Data section:
.....
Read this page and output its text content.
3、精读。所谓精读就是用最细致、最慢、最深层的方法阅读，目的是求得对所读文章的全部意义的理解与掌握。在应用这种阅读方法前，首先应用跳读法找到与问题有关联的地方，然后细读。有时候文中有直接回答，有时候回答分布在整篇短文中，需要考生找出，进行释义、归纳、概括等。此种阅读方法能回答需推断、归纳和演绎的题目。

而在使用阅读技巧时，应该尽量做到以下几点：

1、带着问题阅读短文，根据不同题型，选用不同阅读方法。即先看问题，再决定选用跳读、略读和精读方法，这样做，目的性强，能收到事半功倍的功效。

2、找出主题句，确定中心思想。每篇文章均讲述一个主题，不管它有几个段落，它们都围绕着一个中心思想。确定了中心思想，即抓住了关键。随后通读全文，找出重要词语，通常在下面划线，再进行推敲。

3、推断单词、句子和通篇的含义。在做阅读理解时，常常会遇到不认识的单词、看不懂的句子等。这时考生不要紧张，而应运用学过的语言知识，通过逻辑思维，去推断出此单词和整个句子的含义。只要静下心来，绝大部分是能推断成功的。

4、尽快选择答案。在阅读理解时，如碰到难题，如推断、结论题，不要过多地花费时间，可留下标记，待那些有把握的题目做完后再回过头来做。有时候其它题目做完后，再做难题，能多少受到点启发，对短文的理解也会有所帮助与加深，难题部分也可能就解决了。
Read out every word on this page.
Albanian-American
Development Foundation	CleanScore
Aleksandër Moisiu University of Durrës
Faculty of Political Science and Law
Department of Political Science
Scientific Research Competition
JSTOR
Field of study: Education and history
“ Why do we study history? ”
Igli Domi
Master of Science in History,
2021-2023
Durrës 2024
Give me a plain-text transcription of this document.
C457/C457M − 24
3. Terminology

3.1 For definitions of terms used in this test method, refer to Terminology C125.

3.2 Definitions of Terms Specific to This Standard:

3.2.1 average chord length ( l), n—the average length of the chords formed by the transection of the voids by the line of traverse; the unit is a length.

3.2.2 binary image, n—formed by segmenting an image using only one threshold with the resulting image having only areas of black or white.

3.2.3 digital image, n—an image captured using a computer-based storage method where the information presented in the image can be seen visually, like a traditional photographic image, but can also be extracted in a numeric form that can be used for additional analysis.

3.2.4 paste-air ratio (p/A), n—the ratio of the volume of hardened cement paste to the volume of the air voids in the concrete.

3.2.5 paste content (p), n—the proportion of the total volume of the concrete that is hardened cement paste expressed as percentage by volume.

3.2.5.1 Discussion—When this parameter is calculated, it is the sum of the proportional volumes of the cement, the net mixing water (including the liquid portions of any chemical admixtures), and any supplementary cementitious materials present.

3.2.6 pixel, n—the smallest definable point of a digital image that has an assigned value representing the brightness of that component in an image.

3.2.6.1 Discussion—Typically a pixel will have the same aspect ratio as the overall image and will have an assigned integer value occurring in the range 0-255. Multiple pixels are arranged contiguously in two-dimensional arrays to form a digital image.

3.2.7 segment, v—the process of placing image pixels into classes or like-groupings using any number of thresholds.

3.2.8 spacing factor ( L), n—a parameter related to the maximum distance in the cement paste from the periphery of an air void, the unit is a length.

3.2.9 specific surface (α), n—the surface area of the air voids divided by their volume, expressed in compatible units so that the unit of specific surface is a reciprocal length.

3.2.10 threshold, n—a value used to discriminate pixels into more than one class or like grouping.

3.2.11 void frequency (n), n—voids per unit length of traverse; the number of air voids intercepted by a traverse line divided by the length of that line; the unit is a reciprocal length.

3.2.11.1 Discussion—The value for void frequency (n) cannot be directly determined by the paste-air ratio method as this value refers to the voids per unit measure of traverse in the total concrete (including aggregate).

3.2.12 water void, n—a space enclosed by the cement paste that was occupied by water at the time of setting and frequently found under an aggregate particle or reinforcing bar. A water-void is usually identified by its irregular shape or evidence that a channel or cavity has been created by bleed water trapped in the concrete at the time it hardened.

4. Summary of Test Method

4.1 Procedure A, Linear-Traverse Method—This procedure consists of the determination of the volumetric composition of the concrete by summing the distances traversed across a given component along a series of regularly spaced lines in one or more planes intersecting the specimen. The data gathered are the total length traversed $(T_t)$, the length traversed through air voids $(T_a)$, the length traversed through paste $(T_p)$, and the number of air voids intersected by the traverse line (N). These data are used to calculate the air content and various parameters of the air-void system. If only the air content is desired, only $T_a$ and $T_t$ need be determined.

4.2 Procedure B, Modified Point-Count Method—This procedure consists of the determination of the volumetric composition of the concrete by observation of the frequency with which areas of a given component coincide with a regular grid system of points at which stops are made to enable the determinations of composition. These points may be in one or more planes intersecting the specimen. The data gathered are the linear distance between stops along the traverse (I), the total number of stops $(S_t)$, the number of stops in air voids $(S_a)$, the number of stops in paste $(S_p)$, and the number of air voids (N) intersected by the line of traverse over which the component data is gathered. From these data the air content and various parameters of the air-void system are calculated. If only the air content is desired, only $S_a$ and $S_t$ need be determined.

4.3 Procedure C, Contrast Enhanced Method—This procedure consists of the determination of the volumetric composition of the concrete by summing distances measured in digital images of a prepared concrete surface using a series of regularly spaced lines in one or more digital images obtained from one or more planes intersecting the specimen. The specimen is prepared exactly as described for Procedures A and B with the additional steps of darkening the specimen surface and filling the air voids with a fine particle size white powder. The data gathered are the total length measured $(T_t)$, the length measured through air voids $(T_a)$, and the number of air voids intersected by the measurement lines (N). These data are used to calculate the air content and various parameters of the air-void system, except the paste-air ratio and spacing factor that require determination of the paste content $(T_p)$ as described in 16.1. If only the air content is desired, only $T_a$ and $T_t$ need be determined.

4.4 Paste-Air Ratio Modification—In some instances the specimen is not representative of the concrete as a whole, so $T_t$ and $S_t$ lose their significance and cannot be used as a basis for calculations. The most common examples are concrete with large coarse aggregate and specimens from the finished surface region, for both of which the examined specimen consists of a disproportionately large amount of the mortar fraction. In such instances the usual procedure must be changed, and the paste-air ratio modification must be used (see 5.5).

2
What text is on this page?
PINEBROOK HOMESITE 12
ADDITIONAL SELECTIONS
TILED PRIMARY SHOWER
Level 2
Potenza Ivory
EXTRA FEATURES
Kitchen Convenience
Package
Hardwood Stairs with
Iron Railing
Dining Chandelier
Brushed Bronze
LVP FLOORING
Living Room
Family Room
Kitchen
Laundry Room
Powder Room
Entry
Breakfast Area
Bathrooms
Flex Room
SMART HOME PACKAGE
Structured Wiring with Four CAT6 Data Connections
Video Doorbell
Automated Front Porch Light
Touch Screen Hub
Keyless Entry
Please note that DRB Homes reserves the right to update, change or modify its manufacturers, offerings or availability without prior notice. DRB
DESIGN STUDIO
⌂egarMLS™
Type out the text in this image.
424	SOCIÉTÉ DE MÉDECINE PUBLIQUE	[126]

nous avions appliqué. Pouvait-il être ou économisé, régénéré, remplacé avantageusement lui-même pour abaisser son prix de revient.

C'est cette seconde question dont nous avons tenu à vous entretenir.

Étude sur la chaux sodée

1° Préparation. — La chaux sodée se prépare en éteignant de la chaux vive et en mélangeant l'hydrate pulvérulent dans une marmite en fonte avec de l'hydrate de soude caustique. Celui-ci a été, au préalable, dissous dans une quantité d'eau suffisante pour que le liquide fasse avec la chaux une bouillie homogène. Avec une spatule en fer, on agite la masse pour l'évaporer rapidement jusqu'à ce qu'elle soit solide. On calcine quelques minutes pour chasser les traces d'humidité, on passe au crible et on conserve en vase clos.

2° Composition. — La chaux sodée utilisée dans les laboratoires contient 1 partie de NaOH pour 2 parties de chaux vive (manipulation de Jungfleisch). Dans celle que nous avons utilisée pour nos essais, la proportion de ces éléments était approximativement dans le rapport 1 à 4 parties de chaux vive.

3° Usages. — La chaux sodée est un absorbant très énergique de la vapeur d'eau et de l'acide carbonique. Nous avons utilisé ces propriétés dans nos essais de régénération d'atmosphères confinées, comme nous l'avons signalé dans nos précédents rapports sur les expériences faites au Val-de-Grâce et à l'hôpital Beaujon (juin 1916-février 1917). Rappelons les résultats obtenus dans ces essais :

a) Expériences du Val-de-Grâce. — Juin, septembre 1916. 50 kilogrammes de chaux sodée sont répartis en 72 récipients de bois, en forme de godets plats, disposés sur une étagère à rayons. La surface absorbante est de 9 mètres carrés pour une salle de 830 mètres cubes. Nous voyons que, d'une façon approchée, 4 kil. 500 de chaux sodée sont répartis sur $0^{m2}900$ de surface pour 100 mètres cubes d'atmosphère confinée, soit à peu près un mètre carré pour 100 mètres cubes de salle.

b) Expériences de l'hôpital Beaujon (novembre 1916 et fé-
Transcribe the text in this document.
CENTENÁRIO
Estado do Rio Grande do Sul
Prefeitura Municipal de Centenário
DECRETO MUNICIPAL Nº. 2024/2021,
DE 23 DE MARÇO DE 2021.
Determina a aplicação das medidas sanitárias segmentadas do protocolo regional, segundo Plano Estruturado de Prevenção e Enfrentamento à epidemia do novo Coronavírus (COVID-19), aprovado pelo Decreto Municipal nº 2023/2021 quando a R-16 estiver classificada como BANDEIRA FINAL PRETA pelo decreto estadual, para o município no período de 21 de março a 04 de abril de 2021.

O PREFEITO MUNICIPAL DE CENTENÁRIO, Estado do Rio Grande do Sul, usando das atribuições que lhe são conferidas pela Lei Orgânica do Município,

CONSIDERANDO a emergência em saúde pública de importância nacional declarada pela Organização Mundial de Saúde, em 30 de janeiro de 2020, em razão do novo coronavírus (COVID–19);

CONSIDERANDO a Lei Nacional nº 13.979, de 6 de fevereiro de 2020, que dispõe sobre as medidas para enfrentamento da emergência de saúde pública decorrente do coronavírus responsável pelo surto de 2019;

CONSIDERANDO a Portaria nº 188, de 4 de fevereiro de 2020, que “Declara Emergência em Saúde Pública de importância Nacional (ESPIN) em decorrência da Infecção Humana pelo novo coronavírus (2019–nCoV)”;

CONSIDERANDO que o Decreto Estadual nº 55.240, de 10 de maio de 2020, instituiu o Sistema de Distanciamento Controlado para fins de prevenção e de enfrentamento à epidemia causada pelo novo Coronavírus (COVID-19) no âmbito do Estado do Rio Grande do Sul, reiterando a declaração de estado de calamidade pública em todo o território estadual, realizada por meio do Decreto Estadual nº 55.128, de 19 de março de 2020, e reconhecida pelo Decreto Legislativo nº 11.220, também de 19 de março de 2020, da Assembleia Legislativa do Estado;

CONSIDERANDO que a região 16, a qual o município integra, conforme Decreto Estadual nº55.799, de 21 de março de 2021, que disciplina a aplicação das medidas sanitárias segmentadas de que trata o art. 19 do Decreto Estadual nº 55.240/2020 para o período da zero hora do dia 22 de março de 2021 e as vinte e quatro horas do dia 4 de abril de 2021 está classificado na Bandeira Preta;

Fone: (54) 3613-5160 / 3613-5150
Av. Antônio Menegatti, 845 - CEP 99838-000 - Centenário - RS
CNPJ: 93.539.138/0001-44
.....
The problem:
Out of the material above, gather each line where "importância" appears.

Written solution:
CONSIDERANDO a emergência em saúde pública de importância nacional declarada pela Organização Mundial de Saúde, em 30 de janeiro de 2020, em razão do novo coronavírus (COVID–19);
CONSIDERANDO a Portaria nº 188, de 4 de fevereiro de 2020, que “Declara Emergência em Saúde Pública de importância Nacional (ESPIN) em decorrência da Infecção Humana pelo novo coronavírus (2019–nCoV)”;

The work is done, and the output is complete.